(Dataset rows about figures)
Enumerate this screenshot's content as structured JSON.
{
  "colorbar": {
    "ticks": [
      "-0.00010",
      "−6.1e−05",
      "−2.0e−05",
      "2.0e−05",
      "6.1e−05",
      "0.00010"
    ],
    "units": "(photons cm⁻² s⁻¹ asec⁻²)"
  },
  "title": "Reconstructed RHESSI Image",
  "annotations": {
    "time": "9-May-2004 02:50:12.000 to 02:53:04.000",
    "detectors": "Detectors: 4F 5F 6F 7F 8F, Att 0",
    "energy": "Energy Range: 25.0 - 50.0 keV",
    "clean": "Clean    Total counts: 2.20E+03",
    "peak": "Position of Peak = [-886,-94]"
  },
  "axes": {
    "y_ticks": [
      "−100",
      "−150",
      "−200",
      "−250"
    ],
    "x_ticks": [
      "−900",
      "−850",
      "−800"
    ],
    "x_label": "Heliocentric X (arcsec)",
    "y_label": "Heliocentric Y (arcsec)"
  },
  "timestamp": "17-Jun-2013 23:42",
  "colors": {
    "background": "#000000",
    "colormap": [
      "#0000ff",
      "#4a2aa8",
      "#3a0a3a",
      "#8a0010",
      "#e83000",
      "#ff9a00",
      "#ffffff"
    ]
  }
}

→ **Written instruction**
Retype the whole listing, matching it exactly.

→ **Right answer**
Enumerate this screenshot's content as structured JSON.
{
  "colorbar": {
    "ticks": [
      "-0.00010",
      "−6.1e−05",
      "−2.0e−05",
      "2.0e−05",
      "6.1e−05",
      "0.00010"
    ],
    "units": "(photons cm⁻² s⁻¹ asec⁻²)"
  },
  "title": "Reconstructed RHESSI Image",
  "annotations": {
    "time": "9-May-2004 02:50:12.000 to 02:53:04.000",
    "detectors": "Detectors: 4F 5F 6F 7F 8F, Att 0",
    "energy": "Energy Range: 25.0 - 50.0 keV",
    "clean": "Clean    Total counts: 2.20E+03",
    "peak": "Position of Peak = [-886,-94]"
  },
  "axes": {
    "y_ticks": [
      "−100",
      "−150",
      "−200",
      "−250"
    ],
    "x_ticks": [
      "−900",
      "−850",
      "−800"
    ],
    "x_label": "Heliocentric X (arcsec)",
    "y_label": "Heliocentric Y (arcsec)"
  },
  "timestamp": "17-Jun-2013 23:42",
  "colors": {
    "background": "#000000",
    "colormap": [
      "#0000ff",
      "#4a2aa8",
      "#3a0a3a",
      "#8a0010",
      "#e83000",
      "#ff9a00",
      "#ffffff"
    ]
  }
}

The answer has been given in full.